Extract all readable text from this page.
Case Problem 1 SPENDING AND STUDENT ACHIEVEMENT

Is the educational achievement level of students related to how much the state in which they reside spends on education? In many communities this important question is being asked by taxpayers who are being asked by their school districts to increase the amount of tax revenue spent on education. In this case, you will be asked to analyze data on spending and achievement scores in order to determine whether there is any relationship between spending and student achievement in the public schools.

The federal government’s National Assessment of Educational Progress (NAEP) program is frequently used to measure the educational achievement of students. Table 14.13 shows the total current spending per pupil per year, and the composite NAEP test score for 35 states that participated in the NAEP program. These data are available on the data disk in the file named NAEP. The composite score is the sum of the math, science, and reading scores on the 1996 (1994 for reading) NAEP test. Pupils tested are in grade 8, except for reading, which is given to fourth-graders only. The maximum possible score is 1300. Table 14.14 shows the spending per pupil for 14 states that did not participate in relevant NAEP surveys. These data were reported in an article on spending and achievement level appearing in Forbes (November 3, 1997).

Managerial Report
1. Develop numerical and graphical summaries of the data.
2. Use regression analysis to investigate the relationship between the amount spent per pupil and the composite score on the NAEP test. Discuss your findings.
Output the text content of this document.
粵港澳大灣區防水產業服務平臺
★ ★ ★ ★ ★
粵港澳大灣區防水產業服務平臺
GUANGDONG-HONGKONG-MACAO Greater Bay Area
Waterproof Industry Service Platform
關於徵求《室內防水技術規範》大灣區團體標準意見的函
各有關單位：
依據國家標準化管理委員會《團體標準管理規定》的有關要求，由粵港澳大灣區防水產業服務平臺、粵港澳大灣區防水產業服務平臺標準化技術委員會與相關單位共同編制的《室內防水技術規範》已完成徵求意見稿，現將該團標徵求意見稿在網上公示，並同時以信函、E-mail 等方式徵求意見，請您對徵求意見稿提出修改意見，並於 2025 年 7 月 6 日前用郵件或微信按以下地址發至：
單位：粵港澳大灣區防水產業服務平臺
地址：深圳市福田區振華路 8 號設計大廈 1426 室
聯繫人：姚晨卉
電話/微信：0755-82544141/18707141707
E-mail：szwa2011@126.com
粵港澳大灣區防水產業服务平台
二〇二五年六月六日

....

## CHALLENGE:
Repeat the lines above exactly.

## RESULT:
Extract all readable text from this page.
Case Problem 1 SPENDING AND STUDENT ACHIEVEMENT

Is the educational achievement level of students related to how much the state in which they reside spends on education? In many communities this important question is being asked by taxpayers who are being asked by their school districts to increase the amount of tax revenue spent on education. In this case, you will be asked to analyze data on spending and achievement scores in order to determine whether there is any relationship between spending and student achievement in the public schools.

The federal government’s National Assessment of Educational Progress (NAEP) program is frequently used to measure the educational achievement of students. Table 14.13 shows the total current spending per pupil per year, and the composite NAEP test score for 35 states that participated in the NAEP program. These data are available on the data disk in the file named NAEP. The composite score is the sum of the math, science, and reading scores on the 1996 (1994 for reading) NAEP test. Pupils tested are in grade 8, except for reading, which is given to fourth-graders only. The maximum possible score is 1300. Table 14.14 shows the spending per pupil for 14 states that did not participate in relevant NAEP surveys. These data were reported in an article on spending and achievement level appearing in Forbes (November 3, 1997).

Managerial Report
1. Develop numerical and graphical summaries of the data.
2. Use regression analysis to investigate the relationship between the amount spent per pupil and the composite score on the NAEP test. Discuss your findings.
Output the text content of this document.
粵港澳大灣區防水產業服務平臺
★ ★ ★ ★ ★
粵港澳大灣區防水產業服務平臺
GUANGDONG-HONGKONG-MACAO Greater Bay Area
Waterproof Industry Service Platform
關於徵求《室內防水技術規範》大灣區團體標準意見的函
各有關單位：
依據國家標準化管理委員會《團體標準管理規定》的有關要求，由粵港澳大灣區防水產業服務平臺、粵港澳大灣區防水產業服務平臺標準化技術委員會與相關單位共同編制的《室內防水技術規範》已完成徵求意見稿，現將該團標徵求意見稿在網上公示，並同時以信函、E-mail 等方式徵求意見，請您對徵求意見稿提出修改意見，並於 2025 年 7 月 6 日前用郵件或微信按以下地址發至：
單位：粵港澳大灣區防水產業服務平臺
地址：深圳市福田區振華路 8 號設計大廈 1426 室
聯繫人：姚晨卉
電話/微信：0755-82544141/18707141707
E-mail：szwa2011@126.com
粵港澳大灣區防水產業服务平台
二〇二五年六月六日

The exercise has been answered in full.